start Excerpted data

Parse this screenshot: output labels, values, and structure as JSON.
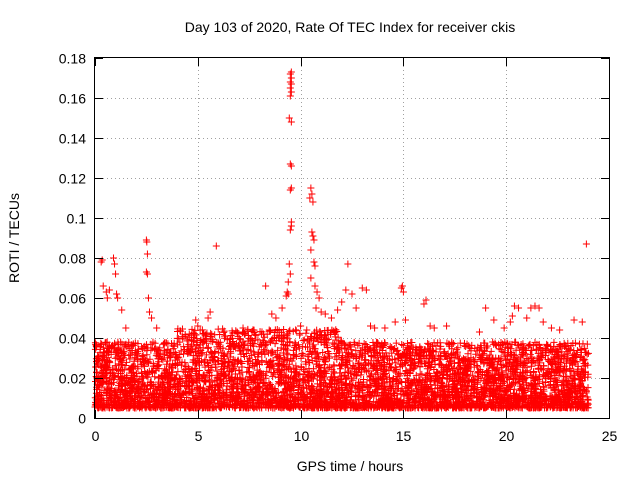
{
  "chart_data": {
    "type": "scatter",
    "title": "Day 103 of 2020, Rate Of TEC Index for receiver ckis",
    "xlabel": "GPS time / hours",
    "ylabel": "ROTI / TECUs",
    "xlim": [
      0,
      25
    ],
    "ylim": [
      0,
      0.18
    ],
    "xticks": [
      "0",
      "5",
      "10",
      "15",
      "20",
      "25"
    ],
    "yticks": [
      "0",
      "0.02",
      "0.04",
      "0.06",
      "0.08",
      "0.1",
      "0.12",
      "0.14",
      "0.16",
      "0.18"
    ],
    "grid": true,
    "marker": "+",
    "color": "#ff0000",
    "background_band": {
      "x_range": [
        0,
        24
      ],
      "typical_low": 0.005,
      "typical_high": 0.035,
      "description": "dense cloud of points, most ROTI values between about 0.005 and 0.035 TECU"
    },
    "series": [
      {
        "name": "ROTI",
        "points": [
          [
            0.3,
            0.078
          ],
          [
            0.35,
            0.079
          ],
          [
            0.4,
            0.066
          ],
          [
            0.55,
            0.063
          ],
          [
            0.6,
            0.06
          ],
          [
            0.7,
            0.064
          ],
          [
            0.9,
            0.08
          ],
          [
            0.95,
            0.077
          ],
          [
            1.0,
            0.072
          ],
          [
            1.05,
            0.062
          ],
          [
            1.1,
            0.06
          ],
          [
            1.3,
            0.054
          ],
          [
            1.5,
            0.045
          ],
          [
            2.5,
            0.089
          ],
          [
            2.52,
            0.088
          ],
          [
            2.55,
            0.082
          ],
          [
            2.5,
            0.073
          ],
          [
            2.55,
            0.072
          ],
          [
            2.6,
            0.06
          ],
          [
            2.65,
            0.053
          ],
          [
            2.75,
            0.05
          ],
          [
            3.0,
            0.045
          ],
          [
            4.9,
            0.049
          ],
          [
            5.0,
            0.046
          ],
          [
            5.5,
            0.05
          ],
          [
            5.6,
            0.053
          ],
          [
            5.9,
            0.086
          ],
          [
            7.2,
            0.045
          ],
          [
            8.3,
            0.066
          ],
          [
            8.6,
            0.052
          ],
          [
            8.8,
            0.05
          ],
          [
            9.1,
            0.055
          ],
          [
            9.3,
            0.061
          ],
          [
            9.35,
            0.063
          ],
          [
            9.4,
            0.062
          ],
          [
            9.4,
            0.068
          ],
          [
            9.45,
            0.077
          ],
          [
            9.5,
            0.072
          ],
          [
            9.5,
            0.094
          ],
          [
            9.55,
            0.096
          ],
          [
            9.55,
            0.098
          ],
          [
            9.5,
            0.114
          ],
          [
            9.55,
            0.115
          ],
          [
            9.5,
            0.127
          ],
          [
            9.55,
            0.126
          ],
          [
            9.45,
            0.15
          ],
          [
            9.55,
            0.148
          ],
          [
            9.5,
            0.161
          ],
          [
            9.55,
            0.163
          ],
          [
            9.5,
            0.165
          ],
          [
            9.55,
            0.167
          ],
          [
            9.5,
            0.168
          ],
          [
            9.55,
            0.17
          ],
          [
            9.5,
            0.172
          ],
          [
            9.55,
            0.173
          ],
          [
            10.0,
            0.046
          ],
          [
            10.3,
            0.044
          ],
          [
            10.45,
            0.11
          ],
          [
            10.5,
            0.115
          ],
          [
            10.55,
            0.112
          ],
          [
            10.6,
            0.108
          ],
          [
            10.55,
            0.093
          ],
          [
            10.6,
            0.091
          ],
          [
            10.65,
            0.089
          ],
          [
            10.5,
            0.084
          ],
          [
            10.65,
            0.078
          ],
          [
            10.7,
            0.076
          ],
          [
            10.5,
            0.07
          ],
          [
            10.7,
            0.066
          ],
          [
            10.8,
            0.063
          ],
          [
            10.9,
            0.06
          ],
          [
            10.75,
            0.055
          ],
          [
            11.0,
            0.053
          ],
          [
            11.2,
            0.052
          ],
          [
            11.5,
            0.05
          ],
          [
            11.8,
            0.054
          ],
          [
            12.0,
            0.058
          ],
          [
            12.2,
            0.064
          ],
          [
            12.3,
            0.077
          ],
          [
            12.5,
            0.062
          ],
          [
            12.7,
            0.055
          ],
          [
            13.0,
            0.065
          ],
          [
            13.2,
            0.064
          ],
          [
            13.4,
            0.046
          ],
          [
            13.6,
            0.045
          ],
          [
            14.1,
            0.045
          ],
          [
            14.6,
            0.048
          ],
          [
            14.9,
            0.065
          ],
          [
            14.95,
            0.066
          ],
          [
            15.0,
            0.063
          ],
          [
            15.1,
            0.049
          ],
          [
            16.0,
            0.057
          ],
          [
            16.1,
            0.059
          ],
          [
            16.3,
            0.046
          ],
          [
            16.5,
            0.045
          ],
          [
            17.1,
            0.046
          ],
          [
            18.7,
            0.043
          ],
          [
            19.0,
            0.055
          ],
          [
            19.4,
            0.049
          ],
          [
            19.9,
            0.045
          ],
          [
            20.2,
            0.048
          ],
          [
            20.3,
            0.051
          ],
          [
            20.4,
            0.056
          ],
          [
            20.6,
            0.055
          ],
          [
            21.0,
            0.05
          ],
          [
            21.2,
            0.055
          ],
          [
            21.4,
            0.056
          ],
          [
            21.6,
            0.055
          ],
          [
            21.8,
            0.048
          ],
          [
            22.2,
            0.045
          ],
          [
            22.6,
            0.044
          ],
          [
            23.3,
            0.049
          ],
          [
            23.7,
            0.048
          ],
          [
            23.9,
            0.087
          ]
        ]
      }
    ]
  }
}
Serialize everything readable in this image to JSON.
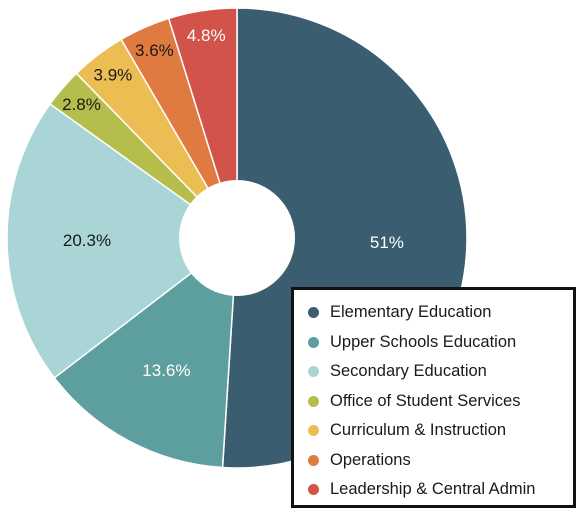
{
  "chart_data": {
    "type": "pie",
    "title": "",
    "legend_position": "bottom-right",
    "slices": [
      {
        "name": "Elementary Education",
        "value": 51,
        "label": "51%",
        "color": "#3a5d70",
        "label_color": "#ffffff"
      },
      {
        "name": "Upper Schools Education",
        "value": 13.6,
        "label": "13.6%",
        "color": "#5d9e9e",
        "label_color": "#ffffff"
      },
      {
        "name": "Secondary Education",
        "value": 20.3,
        "label": "20.3%",
        "color": "#a9d5d6",
        "label_color": "#1a1a1a"
      },
      {
        "name": "Office of Student Services",
        "value": 2.8,
        "label": "2.8%",
        "color": "#b5be4c",
        "label_color": "#1a1a1a"
      },
      {
        "name": "Curriculum & Instruction",
        "value": 3.9,
        "label": "3.9%",
        "color": "#ecbd52",
        "label_color": "#1a1a1a"
      },
      {
        "name": "Operations",
        "value": 3.6,
        "label": "3.6%",
        "color": "#df7a40",
        "label_color": "#1a1a1a"
      },
      {
        "name": "Leadership & Central Admin",
        "value": 4.8,
        "label": "4.8%",
        "color": "#d1534a",
        "label_color": "#ffffff"
      }
    ]
  }
}
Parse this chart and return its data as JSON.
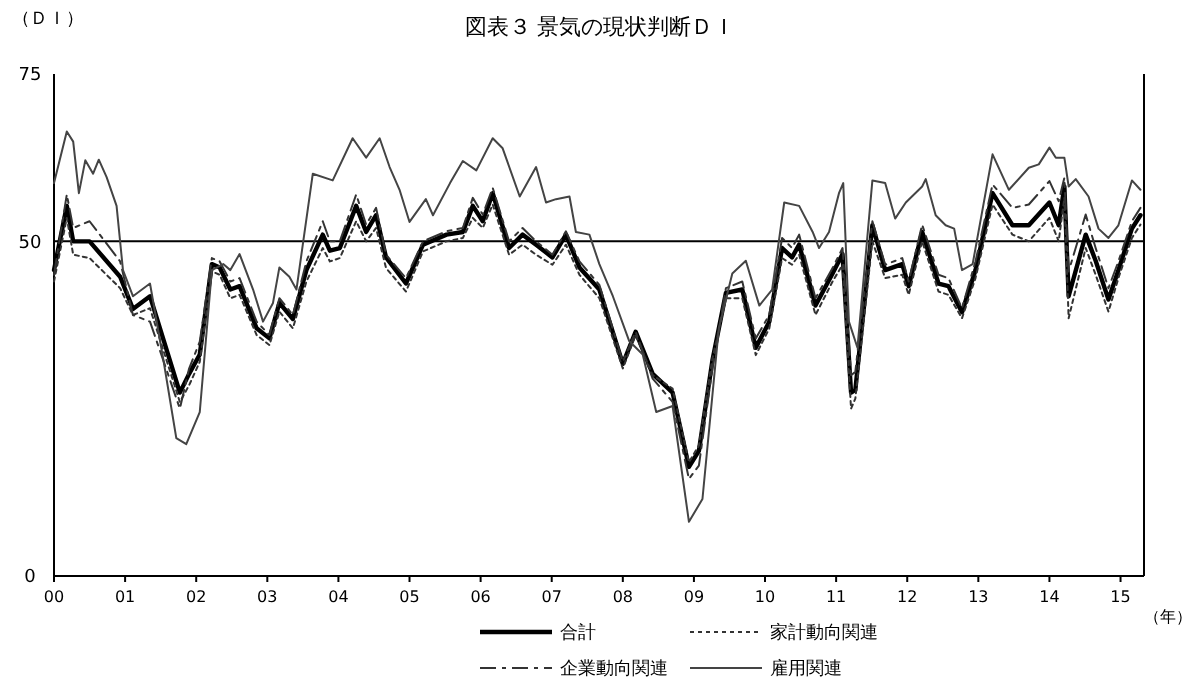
{
  "chart_data": {
    "type": "line",
    "title": "図表３ 景気の現状判断ＤＩ",
    "ylabel": "（ＤＩ）",
    "xlabel": "（年）",
    "xlim": [
      2000,
      2015.33
    ],
    "xticks": [
      {
        "value": 2000,
        "label": "00"
      },
      {
        "value": 2001,
        "label": "01"
      },
      {
        "value": 2002,
        "label": "02"
      },
      {
        "value": 2003,
        "label": "03"
      },
      {
        "value": 2004,
        "label": "04"
      },
      {
        "value": 2005,
        "label": "05"
      },
      {
        "value": 2006,
        "label": "06"
      },
      {
        "value": 2007,
        "label": "07"
      },
      {
        "value": 2008,
        "label": "08"
      },
      {
        "value": 2009,
        "label": "09"
      },
      {
        "value": 2010,
        "label": "10"
      },
      {
        "value": 2011,
        "label": "11"
      },
      {
        "value": 2012,
        "label": "12"
      },
      {
        "value": 2013,
        "label": "13"
      },
      {
        "value": 2014,
        "label": "14"
      },
      {
        "value": 2015,
        "label": "15"
      }
    ],
    "ylim": [
      0,
      75
    ],
    "yticks": [
      0,
      50,
      75
    ],
    "grid": false,
    "legend": "bottom",
    "marker": "none",
    "ref_lines": [
      {
        "axis": "y",
        "value": 50,
        "color": "#000000"
      }
    ],
    "series": [
      {
        "name": "合計",
        "color": "#000000",
        "line_style": "solid",
        "x": [
          2000.0,
          2000.18,
          2000.27,
          2000.5,
          2000.93,
          2001.11,
          2001.35,
          2001.77,
          2001.9,
          2002.05,
          2002.22,
          2002.33,
          2002.48,
          2002.61,
          2002.85,
          2003.03,
          2003.17,
          2003.36,
          2003.55,
          2003.78,
          2003.88,
          2004.02,
          2004.25,
          2004.39,
          2004.53,
          2004.67,
          2004.95,
          2005.19,
          2005.52,
          2005.75,
          2005.89,
          2006.03,
          2006.17,
          2006.4,
          2006.59,
          2006.78,
          2007.01,
          2007.2,
          2007.39,
          2007.67,
          2008.0,
          2008.18,
          2008.42,
          2008.7,
          2008.93,
          2009.07,
          2009.26,
          2009.45,
          2009.68,
          2009.87,
          2010.06,
          2010.24,
          2010.38,
          2010.48,
          2010.71,
          2010.95,
          2011.09,
          2011.21,
          2011.27,
          2011.51,
          2011.69,
          2011.93,
          2012.02,
          2012.21,
          2012.44,
          2012.58,
          2012.77,
          2012.96,
          2013.2,
          2013.48,
          2013.71,
          2014.0,
          2014.13,
          2014.21,
          2014.27,
          2014.51,
          2014.65,
          2014.83,
          2014.97,
          2015.16,
          2015.28
        ],
        "values": [
          45.7,
          55.3,
          50,
          50,
          44.7,
          39.9,
          41.8,
          27.4,
          30.2,
          33.1,
          46.6,
          46.1,
          42.8,
          43.3,
          37,
          35.5,
          40.8,
          38.4,
          45.7,
          51,
          48.6,
          49,
          55.3,
          51.4,
          53.9,
          47.6,
          43.7,
          49.5,
          51,
          51.4,
          55.3,
          53,
          57.2,
          49,
          51,
          49.5,
          47.6,
          51,
          46.1,
          42.8,
          31.7,
          36.5,
          30.2,
          27.4,
          16.3,
          18.7,
          32.2,
          42.3,
          42.8,
          34.1,
          38,
          49,
          47.6,
          49.5,
          40.4,
          45.2,
          48.1,
          27.4,
          27.8,
          52.4,
          45.7,
          46.6,
          43.3,
          51.4,
          43.7,
          43.3,
          39.4,
          45.7,
          57.2,
          52.4,
          52.4,
          55.8,
          52.4,
          58.2,
          41.8,
          51,
          47.1,
          41.3,
          45.7,
          51.9,
          53.9
        ]
      },
      {
        "name": "家計動向関連",
        "color": "#333333",
        "line_style": "dotted",
        "x": [
          2000.0,
          2000.18,
          2000.27,
          2000.5,
          2000.93,
          2001.11,
          2001.35,
          2001.77,
          2001.9,
          2002.05,
          2002.22,
          2002.33,
          2002.48,
          2002.61,
          2002.85,
          2003.03,
          2003.17,
          2003.36,
          2003.55,
          2003.78,
          2003.88,
          2004.02,
          2004.25,
          2004.39,
          2004.53,
          2004.67,
          2004.95,
          2005.19,
          2005.52,
          2005.75,
          2005.89,
          2006.03,
          2006.17,
          2006.4,
          2006.59,
          2006.78,
          2007.01,
          2007.2,
          2007.39,
          2007.67,
          2008.0,
          2008.18,
          2008.42,
          2008.7,
          2008.93,
          2009.07,
          2009.26,
          2009.45,
          2009.68,
          2009.87,
          2010.06,
          2010.24,
          2010.38,
          2010.48,
          2010.71,
          2010.95,
          2011.09,
          2011.21,
          2011.27,
          2011.51,
          2011.69,
          2011.93,
          2012.02,
          2012.21,
          2012.44,
          2012.58,
          2012.77,
          2012.96,
          2013.2,
          2013.48,
          2013.71,
          2014.0,
          2014.13,
          2014.21,
          2014.27,
          2014.51,
          2014.65,
          2014.83,
          2014.97,
          2015.16,
          2015.28
        ],
        "values": [
          44,
          53.5,
          48,
          47.5,
          43,
          39,
          40,
          26,
          28.5,
          32,
          45.5,
          45,
          41.5,
          42,
          36,
          34.5,
          39.5,
          37,
          44,
          49,
          47,
          47.5,
          53,
          50,
          52,
          46,
          42.5,
          48.5,
          50,
          50.5,
          53.5,
          52,
          55.5,
          48,
          49.5,
          48,
          46.5,
          49.5,
          45,
          41.5,
          31,
          36,
          30,
          28,
          17,
          19.5,
          32.5,
          41.5,
          41.5,
          33,
          37,
          47.5,
          46.5,
          48,
          39,
          44,
          46.5,
          25,
          26.5,
          50,
          44.5,
          45,
          42,
          50,
          42.5,
          42,
          38.5,
          44.5,
          55.5,
          51,
          50,
          53.5,
          50,
          56.5,
          38.5,
          49,
          45,
          39.5,
          44.5,
          50.5,
          52.5
        ]
      },
      {
        "name": "企業動向関連",
        "color": "#333333",
        "line_style": "dashed",
        "x": [
          2000.0,
          2000.18,
          2000.27,
          2000.5,
          2000.93,
          2001.11,
          2001.35,
          2001.77,
          2001.9,
          2002.05,
          2002.22,
          2002.33,
          2002.48,
          2002.61,
          2002.85,
          2003.03,
          2003.17,
          2003.36,
          2003.55,
          2003.78,
          2003.88,
          2004.02,
          2004.25,
          2004.39,
          2004.53,
          2004.67,
          2004.95,
          2005.19,
          2005.52,
          2005.75,
          2005.89,
          2006.03,
          2006.17,
          2006.4,
          2006.59,
          2006.78,
          2007.01,
          2007.2,
          2007.39,
          2007.67,
          2008.0,
          2008.18,
          2008.42,
          2008.7,
          2008.93,
          2009.07,
          2009.26,
          2009.45,
          2009.68,
          2009.87,
          2010.06,
          2010.24,
          2010.38,
          2010.48,
          2010.71,
          2010.95,
          2011.09,
          2011.21,
          2011.27,
          2011.51,
          2011.69,
          2011.93,
          2012.02,
          2012.21,
          2012.44,
          2012.58,
          2012.77,
          2012.96,
          2013.2,
          2013.48,
          2013.71,
          2014.0,
          2014.13,
          2014.21,
          2014.27,
          2014.51,
          2014.65,
          2014.83,
          2014.97,
          2015.16,
          2015.28
        ],
        "values": [
          45,
          57,
          52,
          53,
          47,
          39,
          38,
          25,
          31,
          35,
          47.5,
          47,
          44,
          44.5,
          38,
          36,
          41.5,
          39,
          47,
          53,
          50,
          50,
          57,
          52.5,
          55,
          48,
          44.5,
          50,
          51.5,
          52,
          56.5,
          54,
          58,
          50,
          52,
          50,
          48,
          51.5,
          47,
          43.5,
          32,
          36.5,
          29.5,
          26,
          14.5,
          16.5,
          31,
          43,
          44,
          35.5,
          39,
          50.5,
          49,
          51,
          41.5,
          46,
          49,
          30,
          30.5,
          53,
          46.5,
          47.5,
          44,
          52.5,
          45,
          44.5,
          40,
          47,
          58.5,
          55,
          55.5,
          59,
          56,
          59.5,
          45.5,
          54,
          49,
          43,
          47,
          53,
          55
        ]
      },
      {
        "name": "雇用関連",
        "color": "#444444",
        "line_style": "solid",
        "x": [
          2000,
          2000.18,
          2000.27,
          2000.35,
          2000.44,
          2000.55,
          2000.63,
          2000.74,
          2000.88,
          2000.97,
          2001.11,
          2001.35,
          2001.54,
          2001.72,
          2001.86,
          2002.05,
          2002.22,
          2002.38,
          2002.48,
          2002.61,
          2002.8,
          2002.94,
          2003.08,
          2003.17,
          2003.31,
          2003.41,
          2003.64,
          2003.92,
          2004.2,
          2004.39,
          2004.58,
          2004.72,
          2004.86,
          2005.0,
          2005.23,
          2005.33,
          2005.57,
          2005.75,
          2005.94,
          2006.17,
          2006.31,
          2006.55,
          2006.78,
          2006.92,
          2007.06,
          2007.25,
          2007.34,
          2007.53,
          2007.67,
          2007.86,
          2008.09,
          2008.28,
          2008.47,
          2008.7,
          2008.93,
          2009.12,
          2009.35,
          2009.54,
          2009.73,
          2009.92,
          2010.1,
          2010.27,
          2010.48,
          2010.67,
          2010.76,
          2010.9,
          2011.04,
          2011.1,
          2011.18,
          2011.3,
          2011.51,
          2011.69,
          2011.83,
          2011.98,
          2012.21,
          2012.26,
          2012.4,
          2012.54,
          2012.66,
          2012.77,
          2012.92,
          2013.2,
          2013.43,
          2013.71,
          2013.85,
          2014,
          2014.09,
          2014.21,
          2014.27,
          2014.37,
          2014.55,
          2014.69,
          2014.83,
          2014.97,
          2015.16,
          2015.28
        ],
        "values": [
          58.7,
          66.4,
          64.9,
          57.2,
          62.1,
          60.1,
          62.2,
          59.6,
          55.3,
          45.7,
          41.8,
          43.7,
          32.2,
          20.6,
          19.7,
          24.5,
          45.7,
          46.6,
          45.7,
          48.1,
          42.8,
          38,
          40.8,
          46.1,
          44.7,
          42.8,
          60.1,
          59.1,
          65.4,
          62.5,
          65.4,
          61.1,
          57.7,
          52.9,
          56.3,
          53.9,
          58.7,
          62,
          60.6,
          65.4,
          63.9,
          56.7,
          61.1,
          55.8,
          56.3,
          56.7,
          51.4,
          51,
          46.6,
          41.8,
          35.1,
          33.1,
          24.5,
          25.4,
          8.1,
          11.5,
          37,
          45.2,
          47.1,
          40.4,
          42.8,
          55.8,
          55.3,
          51.4,
          49,
          51.4,
          57.2,
          58.7,
          38,
          34.1,
          59.1,
          58.7,
          53.4,
          55.8,
          58.2,
          59.3,
          53.9,
          52.4,
          51.9,
          45.7,
          46.6,
          63,
          57.7,
          61,
          61.5,
          64,
          62.5,
          62.5,
          58.2,
          59.3,
          56.7,
          51.9,
          50.5,
          52.4,
          59.1,
          57.7
        ]
      }
    ]
  }
}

end Excerpted data

**What the task requires**
All lines of the data above that include the word "this" must be shown.

**Full answer**
Parse this screenshot: output labels, values, and structure as JSON.
Serialize everything readable in this image to JSON.
Parse this chart and return its data as JSON.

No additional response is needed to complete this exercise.